[Records from a dataset]
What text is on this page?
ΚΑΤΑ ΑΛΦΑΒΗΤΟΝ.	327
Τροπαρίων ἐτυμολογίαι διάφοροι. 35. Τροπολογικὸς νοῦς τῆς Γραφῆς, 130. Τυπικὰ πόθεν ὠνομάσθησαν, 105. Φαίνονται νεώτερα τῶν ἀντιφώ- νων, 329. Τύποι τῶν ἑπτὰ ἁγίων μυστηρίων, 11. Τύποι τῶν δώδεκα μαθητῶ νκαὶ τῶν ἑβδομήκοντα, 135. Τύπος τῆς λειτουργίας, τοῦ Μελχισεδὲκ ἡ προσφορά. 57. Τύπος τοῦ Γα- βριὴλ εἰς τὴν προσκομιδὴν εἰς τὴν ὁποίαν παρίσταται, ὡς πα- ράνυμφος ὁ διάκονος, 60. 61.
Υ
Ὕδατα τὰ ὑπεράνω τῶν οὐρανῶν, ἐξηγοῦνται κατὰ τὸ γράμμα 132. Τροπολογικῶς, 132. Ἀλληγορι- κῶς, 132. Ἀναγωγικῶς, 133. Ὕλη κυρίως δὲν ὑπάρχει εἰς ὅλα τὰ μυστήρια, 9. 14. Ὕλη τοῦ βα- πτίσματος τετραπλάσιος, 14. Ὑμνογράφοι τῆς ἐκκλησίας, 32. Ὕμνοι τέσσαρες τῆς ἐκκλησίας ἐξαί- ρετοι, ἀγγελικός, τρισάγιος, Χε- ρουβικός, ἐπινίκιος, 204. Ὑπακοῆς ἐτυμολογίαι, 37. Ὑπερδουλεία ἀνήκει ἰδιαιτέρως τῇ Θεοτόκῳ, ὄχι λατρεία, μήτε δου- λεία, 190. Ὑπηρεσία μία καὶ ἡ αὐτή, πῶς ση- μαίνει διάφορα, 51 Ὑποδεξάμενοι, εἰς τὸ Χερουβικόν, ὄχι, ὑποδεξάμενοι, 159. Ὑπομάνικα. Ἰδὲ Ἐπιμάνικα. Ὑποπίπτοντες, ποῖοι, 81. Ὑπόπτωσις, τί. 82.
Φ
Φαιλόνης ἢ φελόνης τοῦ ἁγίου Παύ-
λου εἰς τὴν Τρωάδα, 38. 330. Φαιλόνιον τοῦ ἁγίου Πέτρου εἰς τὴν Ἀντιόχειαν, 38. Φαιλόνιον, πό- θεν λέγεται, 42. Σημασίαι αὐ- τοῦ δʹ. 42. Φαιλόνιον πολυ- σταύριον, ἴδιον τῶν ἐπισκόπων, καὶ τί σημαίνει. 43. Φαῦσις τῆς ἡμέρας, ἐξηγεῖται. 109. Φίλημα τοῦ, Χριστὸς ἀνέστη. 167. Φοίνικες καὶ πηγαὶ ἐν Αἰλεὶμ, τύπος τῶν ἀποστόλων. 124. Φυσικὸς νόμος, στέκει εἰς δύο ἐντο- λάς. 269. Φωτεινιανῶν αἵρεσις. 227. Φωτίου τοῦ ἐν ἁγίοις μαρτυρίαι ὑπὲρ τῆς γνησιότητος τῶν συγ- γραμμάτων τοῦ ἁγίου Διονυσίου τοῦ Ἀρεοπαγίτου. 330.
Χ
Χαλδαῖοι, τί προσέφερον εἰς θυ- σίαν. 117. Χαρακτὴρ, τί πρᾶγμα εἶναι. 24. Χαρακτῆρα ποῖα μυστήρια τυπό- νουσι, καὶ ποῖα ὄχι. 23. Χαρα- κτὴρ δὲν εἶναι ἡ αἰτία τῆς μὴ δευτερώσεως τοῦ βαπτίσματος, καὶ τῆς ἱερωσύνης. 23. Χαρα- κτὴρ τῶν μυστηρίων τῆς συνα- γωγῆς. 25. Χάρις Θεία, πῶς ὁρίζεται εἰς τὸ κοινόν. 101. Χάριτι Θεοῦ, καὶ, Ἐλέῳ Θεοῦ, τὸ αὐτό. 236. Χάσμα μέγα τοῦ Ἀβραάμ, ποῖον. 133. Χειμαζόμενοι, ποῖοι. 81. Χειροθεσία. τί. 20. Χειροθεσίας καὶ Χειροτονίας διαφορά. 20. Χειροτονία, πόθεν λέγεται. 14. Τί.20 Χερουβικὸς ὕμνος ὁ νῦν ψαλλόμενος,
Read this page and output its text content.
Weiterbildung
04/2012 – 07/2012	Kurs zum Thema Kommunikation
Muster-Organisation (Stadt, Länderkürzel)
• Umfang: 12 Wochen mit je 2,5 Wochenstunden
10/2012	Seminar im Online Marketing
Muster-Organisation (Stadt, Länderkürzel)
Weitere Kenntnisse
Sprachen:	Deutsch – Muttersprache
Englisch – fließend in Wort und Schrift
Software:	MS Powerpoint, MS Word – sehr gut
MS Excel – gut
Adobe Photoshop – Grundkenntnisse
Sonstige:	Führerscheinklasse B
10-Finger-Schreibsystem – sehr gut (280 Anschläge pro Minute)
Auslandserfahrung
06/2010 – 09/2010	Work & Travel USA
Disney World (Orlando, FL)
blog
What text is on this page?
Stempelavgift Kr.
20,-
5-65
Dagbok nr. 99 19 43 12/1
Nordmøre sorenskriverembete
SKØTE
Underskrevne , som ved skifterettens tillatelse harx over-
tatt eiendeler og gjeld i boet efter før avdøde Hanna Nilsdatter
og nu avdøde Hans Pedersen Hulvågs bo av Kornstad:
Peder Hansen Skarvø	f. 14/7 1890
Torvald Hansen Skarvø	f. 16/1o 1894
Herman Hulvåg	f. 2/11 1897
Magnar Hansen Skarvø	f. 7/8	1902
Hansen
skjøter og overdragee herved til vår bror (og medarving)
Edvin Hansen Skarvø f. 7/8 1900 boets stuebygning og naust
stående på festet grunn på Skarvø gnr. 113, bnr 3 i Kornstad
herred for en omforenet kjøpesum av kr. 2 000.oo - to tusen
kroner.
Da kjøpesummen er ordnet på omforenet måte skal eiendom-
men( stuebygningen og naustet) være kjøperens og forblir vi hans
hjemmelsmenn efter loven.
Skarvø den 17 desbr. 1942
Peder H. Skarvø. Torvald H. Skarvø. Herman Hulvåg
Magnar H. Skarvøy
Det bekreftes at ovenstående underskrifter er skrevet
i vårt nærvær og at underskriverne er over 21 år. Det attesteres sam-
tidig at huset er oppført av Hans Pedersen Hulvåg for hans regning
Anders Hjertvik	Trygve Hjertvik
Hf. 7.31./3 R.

## Your instructions
Report only the number of lines that hold the string "Hansen" in this listing.

## Exercise result
5